Given passage
↓↓↓

Re: [Plugins-writers] Plugin ID 11990

From: Nicolas Pouvesle (npouvesle@private)
Date: Thu Jan 27 2005 - 09:10:21 PST


In most Hotfix plugins we don't check file versions.

So It is possible the hotfix is applied in your server and an 
application replaced the dll with a vulnerable one.

You can check if the patch was installed in the registry :

HKLM\SOFTWARE\Microsoft\Updates\yourssystem\SPversion\
or
HKLM\SOFTWARE\Microsoft\Windows NT\CurrentVersion\Hotfix

and check if KB832483 or Q832483 is present.

If it is the case the plugin is not bugged (and it looks good).
But you will have to fix your mdac version.

Maybe we will add file version check in all Hotfix plugins, we will see...

Nicolas


Scott Clowers wrote:
> I ran a Nessus scan on one of our Windows 2000 Servers. Next I ran the
> Microsoft Baseline Security Analyzer against the same server and compared
> the results. They appear to be pretty close but I have come across one
> anomaly I'd like to resolve. The MBSA flagged MS04-003 based on the file
> version of odbcbcp.dll. I verified the actual version number of the
> installed odbcbcp.dll as 2000.85.1022.0. It should be at least version
> 2005.85.1025.0.

↑↑↑

Your task
Copy from the plugin thread above, word for word, the part starting at "Re: [Plugins-writers] Plugin" and ending at "a vulnerable one.".

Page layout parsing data

↓↓↓

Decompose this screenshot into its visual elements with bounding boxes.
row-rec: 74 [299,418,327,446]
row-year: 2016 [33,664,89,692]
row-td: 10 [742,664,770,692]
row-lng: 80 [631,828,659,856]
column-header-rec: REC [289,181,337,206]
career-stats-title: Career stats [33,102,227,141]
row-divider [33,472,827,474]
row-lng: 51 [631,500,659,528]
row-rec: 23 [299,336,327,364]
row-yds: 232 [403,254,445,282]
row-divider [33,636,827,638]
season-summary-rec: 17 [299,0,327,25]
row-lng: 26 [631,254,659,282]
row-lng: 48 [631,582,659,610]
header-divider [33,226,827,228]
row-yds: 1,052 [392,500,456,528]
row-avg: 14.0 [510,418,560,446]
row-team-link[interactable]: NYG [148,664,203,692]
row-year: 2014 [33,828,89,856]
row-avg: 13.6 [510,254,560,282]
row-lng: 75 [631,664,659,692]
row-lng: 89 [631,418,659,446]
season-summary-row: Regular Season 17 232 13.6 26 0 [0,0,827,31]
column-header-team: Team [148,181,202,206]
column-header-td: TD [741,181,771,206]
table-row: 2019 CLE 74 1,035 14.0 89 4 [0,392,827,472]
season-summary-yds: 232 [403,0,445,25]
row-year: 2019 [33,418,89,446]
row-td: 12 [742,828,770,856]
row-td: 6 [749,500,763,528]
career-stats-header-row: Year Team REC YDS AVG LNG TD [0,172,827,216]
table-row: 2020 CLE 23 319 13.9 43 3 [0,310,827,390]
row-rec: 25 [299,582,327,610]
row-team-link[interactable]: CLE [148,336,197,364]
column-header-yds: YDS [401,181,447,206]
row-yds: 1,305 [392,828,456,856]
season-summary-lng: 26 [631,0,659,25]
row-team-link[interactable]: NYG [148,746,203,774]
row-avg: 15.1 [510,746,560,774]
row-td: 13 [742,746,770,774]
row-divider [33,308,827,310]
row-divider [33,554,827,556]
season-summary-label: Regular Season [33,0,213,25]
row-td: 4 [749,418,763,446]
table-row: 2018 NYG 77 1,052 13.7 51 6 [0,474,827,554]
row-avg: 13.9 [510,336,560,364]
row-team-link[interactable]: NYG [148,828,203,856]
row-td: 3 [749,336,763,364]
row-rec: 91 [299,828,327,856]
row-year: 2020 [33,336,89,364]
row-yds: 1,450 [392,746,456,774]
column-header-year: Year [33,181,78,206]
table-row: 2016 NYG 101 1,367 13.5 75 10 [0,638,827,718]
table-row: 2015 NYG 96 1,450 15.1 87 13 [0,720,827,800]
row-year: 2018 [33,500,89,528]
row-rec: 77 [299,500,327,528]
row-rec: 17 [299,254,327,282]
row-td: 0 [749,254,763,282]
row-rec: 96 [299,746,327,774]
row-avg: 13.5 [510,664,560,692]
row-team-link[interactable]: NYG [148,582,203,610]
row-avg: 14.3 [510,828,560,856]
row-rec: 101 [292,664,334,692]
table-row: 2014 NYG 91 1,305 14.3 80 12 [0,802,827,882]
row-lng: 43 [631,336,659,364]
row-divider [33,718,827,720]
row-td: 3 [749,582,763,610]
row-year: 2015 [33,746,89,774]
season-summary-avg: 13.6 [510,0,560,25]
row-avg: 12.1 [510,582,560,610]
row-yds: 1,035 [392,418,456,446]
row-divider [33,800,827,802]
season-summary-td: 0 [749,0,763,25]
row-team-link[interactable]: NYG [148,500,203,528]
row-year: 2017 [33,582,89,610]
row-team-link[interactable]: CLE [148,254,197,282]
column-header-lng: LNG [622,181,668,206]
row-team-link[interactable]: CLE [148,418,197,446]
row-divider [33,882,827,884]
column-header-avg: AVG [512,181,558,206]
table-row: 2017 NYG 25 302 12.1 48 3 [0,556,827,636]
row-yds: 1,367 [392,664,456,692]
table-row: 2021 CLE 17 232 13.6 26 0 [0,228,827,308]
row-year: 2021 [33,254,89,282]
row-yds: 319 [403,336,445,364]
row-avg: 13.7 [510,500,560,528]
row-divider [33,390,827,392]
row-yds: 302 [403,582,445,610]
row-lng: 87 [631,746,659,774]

↑↑↑

Answer below
Re: [Plugins-writers] Plugin ID 11990

From: Nicolas Pouvesle (npouvesle@private)
Date: Thu Jan 27 2005 - 09:10:21 PST


In most Hotfix plugins we don't check file versions.

So It is possible the hotfix is applied in your server and an 
application replaced the dll with a vulnerable one.